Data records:

##############################

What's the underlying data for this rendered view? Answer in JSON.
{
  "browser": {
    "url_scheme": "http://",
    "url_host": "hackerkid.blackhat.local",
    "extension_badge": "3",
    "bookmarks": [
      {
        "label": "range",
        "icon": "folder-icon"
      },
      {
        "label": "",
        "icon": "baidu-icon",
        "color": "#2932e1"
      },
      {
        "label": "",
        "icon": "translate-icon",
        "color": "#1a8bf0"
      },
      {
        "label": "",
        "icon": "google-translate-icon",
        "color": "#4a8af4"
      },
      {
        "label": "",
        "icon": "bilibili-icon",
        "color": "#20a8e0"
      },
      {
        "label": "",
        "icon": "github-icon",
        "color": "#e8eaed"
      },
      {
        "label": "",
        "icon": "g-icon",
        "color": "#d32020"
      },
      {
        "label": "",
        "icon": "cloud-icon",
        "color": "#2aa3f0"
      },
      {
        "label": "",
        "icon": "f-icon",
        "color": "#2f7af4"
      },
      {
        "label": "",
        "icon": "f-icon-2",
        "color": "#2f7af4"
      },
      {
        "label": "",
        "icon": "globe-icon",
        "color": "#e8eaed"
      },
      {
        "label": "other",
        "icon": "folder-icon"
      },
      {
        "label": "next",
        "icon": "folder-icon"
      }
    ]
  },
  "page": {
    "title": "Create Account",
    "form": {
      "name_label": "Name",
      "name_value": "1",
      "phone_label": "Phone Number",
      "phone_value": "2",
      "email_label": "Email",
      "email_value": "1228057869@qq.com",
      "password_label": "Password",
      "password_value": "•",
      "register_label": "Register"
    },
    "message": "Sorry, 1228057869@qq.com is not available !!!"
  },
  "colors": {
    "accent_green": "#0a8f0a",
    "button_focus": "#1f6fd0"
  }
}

##############################

- **THE TASK**
Print all of the data exactly as it was given.

- **FULL SOLUTION**
What's the underlying data for this rendered view? Answer in JSON.
{
  "browser": {
    "url_scheme": "http://",
    "url_host": "hackerkid.blackhat.local",
    "extension_badge": "3",
    "bookmarks": [
      {
        "label": "range",
        "icon": "folder-icon"
      },
      {
        "label": "",
        "icon": "baidu-icon",
        "color": "#2932e1"
      },
      {
        "label": "",
        "icon": "translate-icon",
        "color": "#1a8bf0"
      },
      {
        "label": "",
        "icon": "google-translate-icon",
        "color": "#4a8af4"
      },
      {
        "label": "",
        "icon": "bilibili-icon",
        "color": "#20a8e0"
      },
      {
        "label": "",
        "icon": "github-icon",
        "color": "#e8eaed"
      },
      {
        "label": "",
        "icon": "g-icon",
        "color": "#d32020"
      },
      {
        "label": "",
        "icon": "cloud-icon",
        "color": "#2aa3f0"
      },
      {
        "label": "",
        "icon": "f-icon",
        "color": "#2f7af4"
      },
      {
        "label": "",
        "icon": "f-icon-2",
        "color": "#2f7af4"
      },
      {
        "label": "",
        "icon": "globe-icon",
        "color": "#e8eaed"
      },
      {
        "label": "other",
        "icon": "folder-icon"
      },
      {
        "label": "next",
        "icon": "folder-icon"
      }
    ]
  },
  "page": {
    "title": "Create Account",
    "form": {
      "name_label": "Name",
      "name_value": "1",
      "phone_label": "Phone Number",
      "phone_value": "2",
      "email_label": "Email",
      "email_value": "1228057869@qq.com",
      "password_label": "Password",
      "password_value": "•",
      "register_label": "Register"
    },
    "message": "Sorry, 1228057869@qq.com is not available !!!"
  },
  "colors": {
    "accent_green": "#0a8f0a",
    "button_focus": "#1f6fd0"
  }
}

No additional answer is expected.